Give again, word for word, the lines below that run from the line with "Decode this image" through the line with "Parse this screenshot: output". Drop the pictures.

Data excerpts:

** start **

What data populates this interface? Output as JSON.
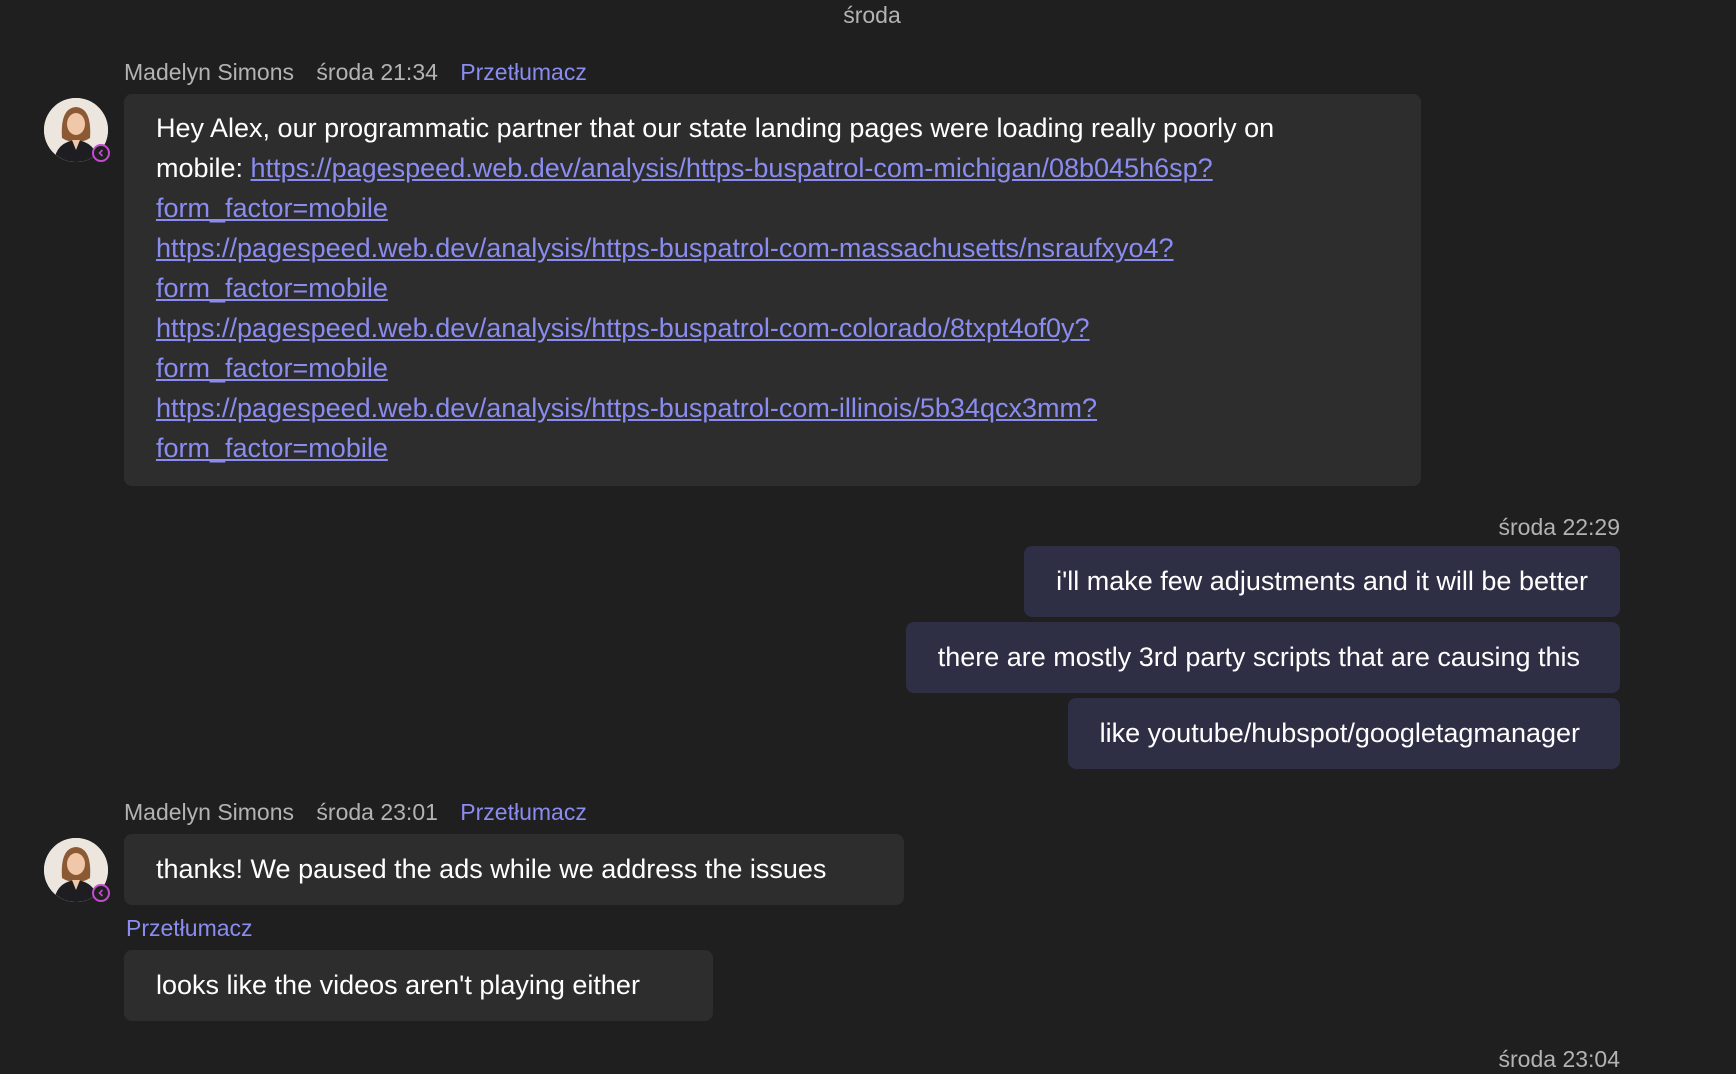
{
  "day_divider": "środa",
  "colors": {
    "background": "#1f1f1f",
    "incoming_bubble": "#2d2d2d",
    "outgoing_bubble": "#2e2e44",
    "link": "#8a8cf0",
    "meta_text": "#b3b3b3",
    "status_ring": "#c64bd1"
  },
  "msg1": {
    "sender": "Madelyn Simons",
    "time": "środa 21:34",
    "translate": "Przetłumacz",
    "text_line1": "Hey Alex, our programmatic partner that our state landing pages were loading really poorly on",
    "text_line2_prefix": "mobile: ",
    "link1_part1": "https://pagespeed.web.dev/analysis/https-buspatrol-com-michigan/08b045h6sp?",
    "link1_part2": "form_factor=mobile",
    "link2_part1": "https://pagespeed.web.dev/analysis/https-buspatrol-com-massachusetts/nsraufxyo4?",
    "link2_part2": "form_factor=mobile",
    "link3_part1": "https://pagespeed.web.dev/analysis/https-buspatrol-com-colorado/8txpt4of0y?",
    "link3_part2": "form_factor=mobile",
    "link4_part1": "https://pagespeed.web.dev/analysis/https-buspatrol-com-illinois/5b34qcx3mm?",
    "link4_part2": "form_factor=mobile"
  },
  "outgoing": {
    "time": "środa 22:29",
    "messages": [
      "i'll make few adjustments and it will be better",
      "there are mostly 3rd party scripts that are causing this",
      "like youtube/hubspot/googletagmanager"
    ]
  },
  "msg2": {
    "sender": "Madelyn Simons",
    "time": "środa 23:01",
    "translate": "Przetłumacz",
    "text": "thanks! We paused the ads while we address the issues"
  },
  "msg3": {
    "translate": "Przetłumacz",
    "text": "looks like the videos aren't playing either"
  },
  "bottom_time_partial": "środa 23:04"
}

** end **
** start **

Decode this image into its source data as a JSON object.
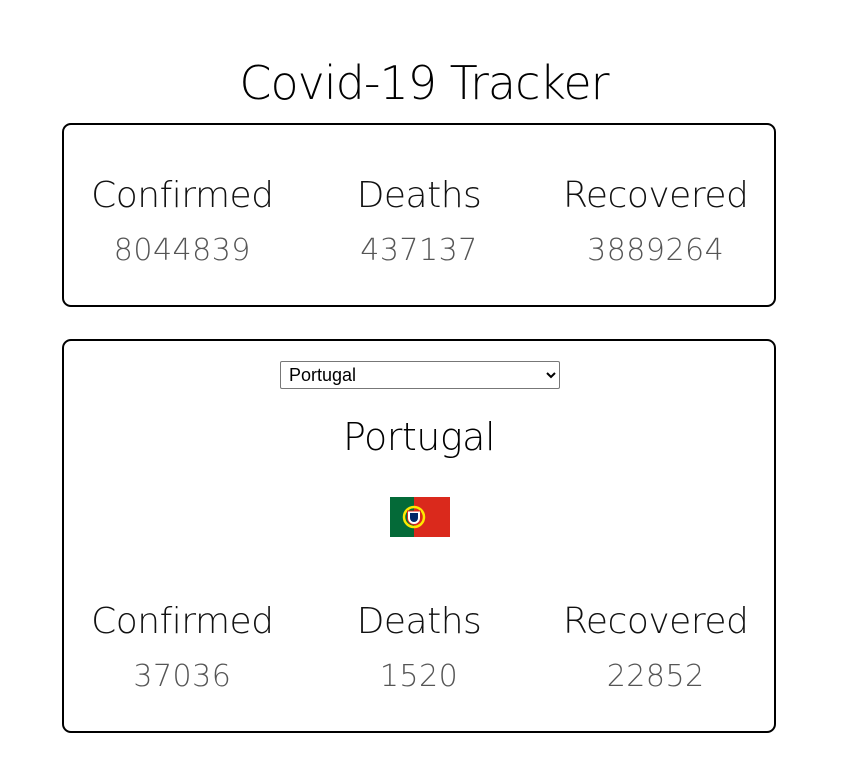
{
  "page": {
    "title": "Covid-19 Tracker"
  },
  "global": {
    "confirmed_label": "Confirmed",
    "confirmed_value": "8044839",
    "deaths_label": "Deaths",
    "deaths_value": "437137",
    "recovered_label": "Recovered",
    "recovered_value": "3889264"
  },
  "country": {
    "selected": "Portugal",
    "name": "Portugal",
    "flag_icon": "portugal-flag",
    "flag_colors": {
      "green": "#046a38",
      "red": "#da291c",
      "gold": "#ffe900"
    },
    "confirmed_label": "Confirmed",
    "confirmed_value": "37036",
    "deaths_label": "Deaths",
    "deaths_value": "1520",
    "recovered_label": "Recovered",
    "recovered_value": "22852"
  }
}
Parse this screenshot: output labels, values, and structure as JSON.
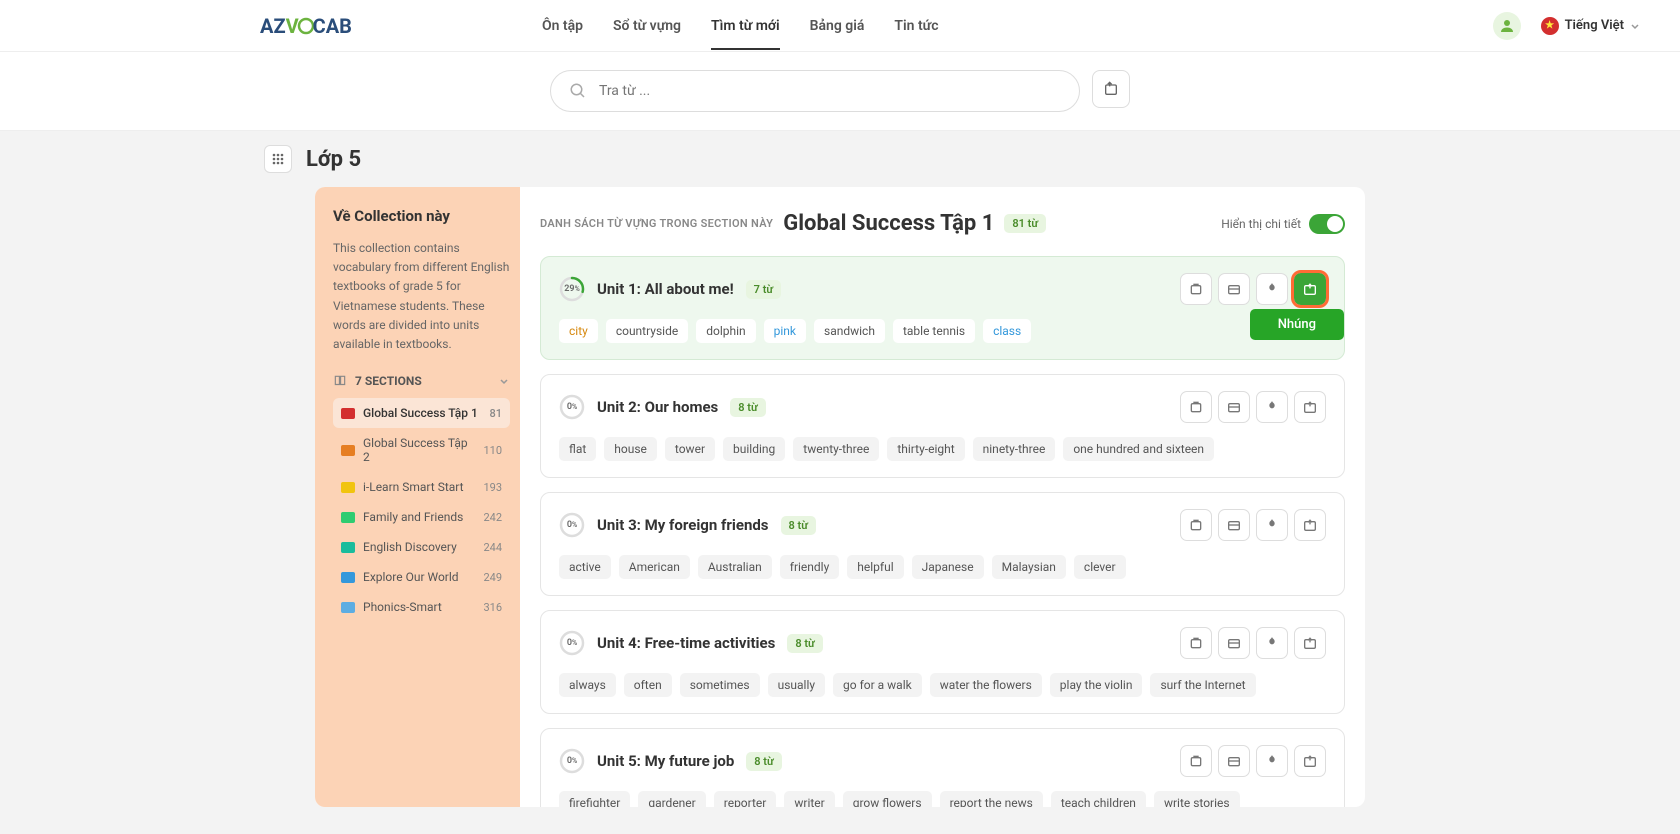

** end **

■ RESULT OF THE TASK
Decode this image into its source data as a JSON object.
{
  "page": {
    "title": "Covid-19 Tracker"
  },
  "global": {
    "confirmed_label": "Confirmed",
    "confirmed_value": "8044839",
    "deaths_label": "Deaths",
    "deaths_value": "437137",
    "recovered_label": "Recovered",
    "recovered_value": "3889264"
  },
  "country": {
    "selected": "Portugal",
    "name": "Portugal",
    "flag_icon": "portugal-flag",
    "flag_colors": {
      "green": "#046a38",
      "red": "#da291c",
      "gold": "#ffe900"
    },
    "confirmed_label": "Confirmed",
    "confirmed_value": "37036",
    "deaths_label": "Deaths",
    "deaths_value": "1520",
    "recovered_label": "Recovered",
    "recovered_value": "22852"
  }
}
Parse this screenshot: output labels, values, and structure as JSON.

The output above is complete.